• **Given task**: Only lines with the word "ENTER" are needed; collect each of them from the listing below.

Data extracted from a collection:
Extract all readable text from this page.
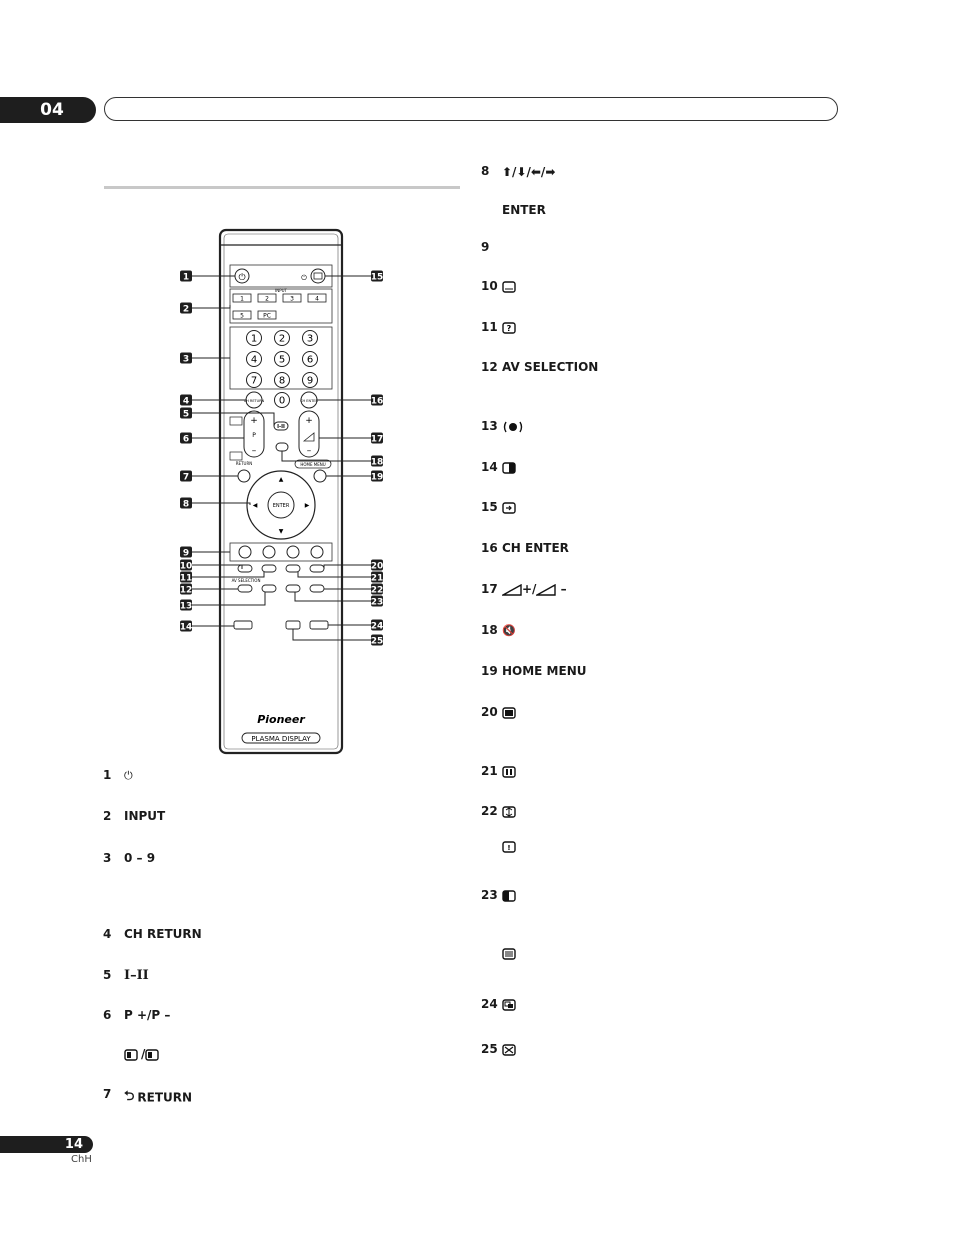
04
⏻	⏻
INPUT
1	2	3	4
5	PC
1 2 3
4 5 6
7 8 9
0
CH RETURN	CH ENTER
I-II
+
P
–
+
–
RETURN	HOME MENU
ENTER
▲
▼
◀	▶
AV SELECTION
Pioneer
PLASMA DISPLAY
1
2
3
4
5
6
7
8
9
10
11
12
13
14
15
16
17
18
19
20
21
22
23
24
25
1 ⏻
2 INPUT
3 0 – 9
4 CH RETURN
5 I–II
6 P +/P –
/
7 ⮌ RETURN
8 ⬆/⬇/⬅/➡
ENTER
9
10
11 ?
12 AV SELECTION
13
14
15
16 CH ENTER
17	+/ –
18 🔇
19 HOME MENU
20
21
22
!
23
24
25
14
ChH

...

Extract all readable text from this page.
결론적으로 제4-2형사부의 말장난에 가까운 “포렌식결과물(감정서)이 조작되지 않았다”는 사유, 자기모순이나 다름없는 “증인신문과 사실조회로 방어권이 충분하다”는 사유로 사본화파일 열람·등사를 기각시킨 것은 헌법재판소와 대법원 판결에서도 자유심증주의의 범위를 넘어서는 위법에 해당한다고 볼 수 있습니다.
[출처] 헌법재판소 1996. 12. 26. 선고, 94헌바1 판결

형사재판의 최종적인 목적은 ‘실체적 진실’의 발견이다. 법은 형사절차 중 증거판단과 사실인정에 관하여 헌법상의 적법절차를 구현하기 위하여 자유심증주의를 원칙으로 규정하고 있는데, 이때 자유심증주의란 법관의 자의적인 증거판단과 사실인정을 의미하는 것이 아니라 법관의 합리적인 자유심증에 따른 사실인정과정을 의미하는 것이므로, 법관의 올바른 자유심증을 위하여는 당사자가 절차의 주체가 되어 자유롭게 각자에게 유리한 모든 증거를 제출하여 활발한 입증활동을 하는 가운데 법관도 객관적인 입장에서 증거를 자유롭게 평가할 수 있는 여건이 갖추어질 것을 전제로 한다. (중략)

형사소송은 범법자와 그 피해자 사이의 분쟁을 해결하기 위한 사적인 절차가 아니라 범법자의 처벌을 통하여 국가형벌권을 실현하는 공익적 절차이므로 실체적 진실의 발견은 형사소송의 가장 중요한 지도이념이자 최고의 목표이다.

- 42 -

• **Solution**:
CH RETURN	CH ENTER
ENTER
ENTER
16 CH ENTER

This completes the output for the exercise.